WHAT THE EXERCISE ASKS:
Determine how many lines include the string "Video". Output that number only.

Dataset records:
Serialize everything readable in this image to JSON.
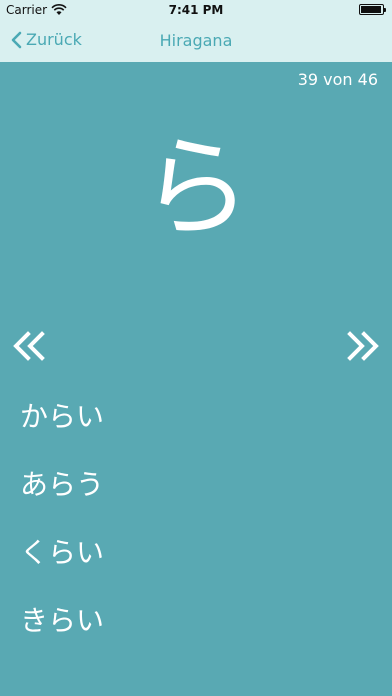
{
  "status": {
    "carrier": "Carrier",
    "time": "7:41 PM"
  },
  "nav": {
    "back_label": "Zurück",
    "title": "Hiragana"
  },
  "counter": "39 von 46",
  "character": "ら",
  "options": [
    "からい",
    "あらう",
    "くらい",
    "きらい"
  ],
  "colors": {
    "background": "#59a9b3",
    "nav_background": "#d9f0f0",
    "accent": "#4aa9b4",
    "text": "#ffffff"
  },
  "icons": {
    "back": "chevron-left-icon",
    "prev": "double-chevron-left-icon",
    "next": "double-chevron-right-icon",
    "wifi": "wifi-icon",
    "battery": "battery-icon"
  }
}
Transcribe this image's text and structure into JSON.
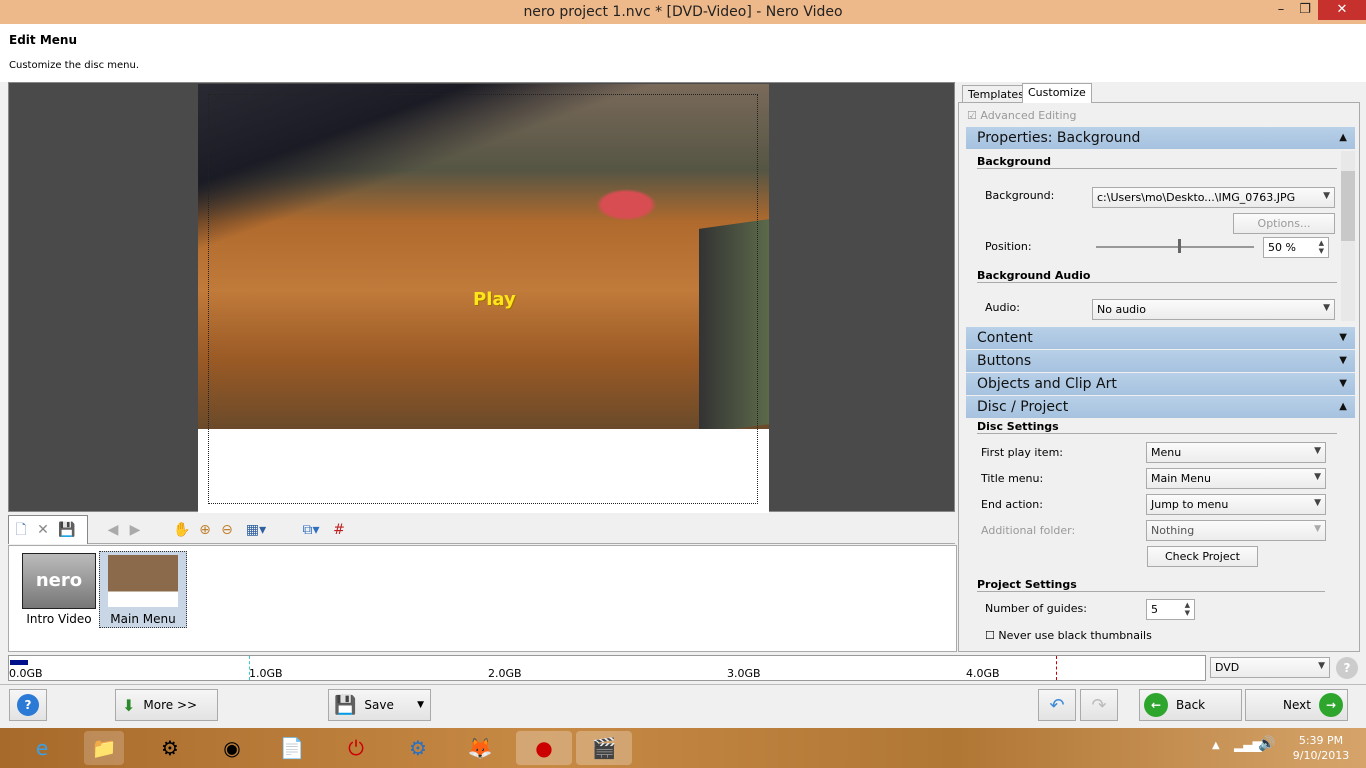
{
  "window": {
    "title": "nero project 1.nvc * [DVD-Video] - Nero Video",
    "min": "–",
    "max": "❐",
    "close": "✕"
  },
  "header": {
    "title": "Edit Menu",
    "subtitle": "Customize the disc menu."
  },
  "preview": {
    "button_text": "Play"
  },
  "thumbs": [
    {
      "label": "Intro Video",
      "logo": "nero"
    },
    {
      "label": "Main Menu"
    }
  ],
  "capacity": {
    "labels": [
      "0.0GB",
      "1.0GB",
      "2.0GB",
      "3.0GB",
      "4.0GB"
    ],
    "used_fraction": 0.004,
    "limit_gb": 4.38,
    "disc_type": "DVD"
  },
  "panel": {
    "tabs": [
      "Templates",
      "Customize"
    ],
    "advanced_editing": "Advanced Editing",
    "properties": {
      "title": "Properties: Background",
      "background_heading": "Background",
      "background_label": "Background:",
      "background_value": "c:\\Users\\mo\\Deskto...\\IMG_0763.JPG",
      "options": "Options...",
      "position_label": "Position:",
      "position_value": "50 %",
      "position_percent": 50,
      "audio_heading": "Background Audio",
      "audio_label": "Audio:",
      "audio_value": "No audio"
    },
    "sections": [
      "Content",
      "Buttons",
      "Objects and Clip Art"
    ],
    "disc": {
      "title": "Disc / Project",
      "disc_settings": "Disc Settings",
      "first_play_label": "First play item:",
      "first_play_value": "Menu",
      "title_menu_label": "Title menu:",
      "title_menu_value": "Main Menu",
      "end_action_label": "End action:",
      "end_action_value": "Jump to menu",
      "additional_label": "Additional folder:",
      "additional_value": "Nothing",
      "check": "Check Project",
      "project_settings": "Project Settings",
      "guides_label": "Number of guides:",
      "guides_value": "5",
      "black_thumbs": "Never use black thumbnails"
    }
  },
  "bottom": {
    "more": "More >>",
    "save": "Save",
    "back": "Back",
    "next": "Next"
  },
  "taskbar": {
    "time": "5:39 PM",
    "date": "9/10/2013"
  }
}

SOLUTION FOR THIS TASK:
2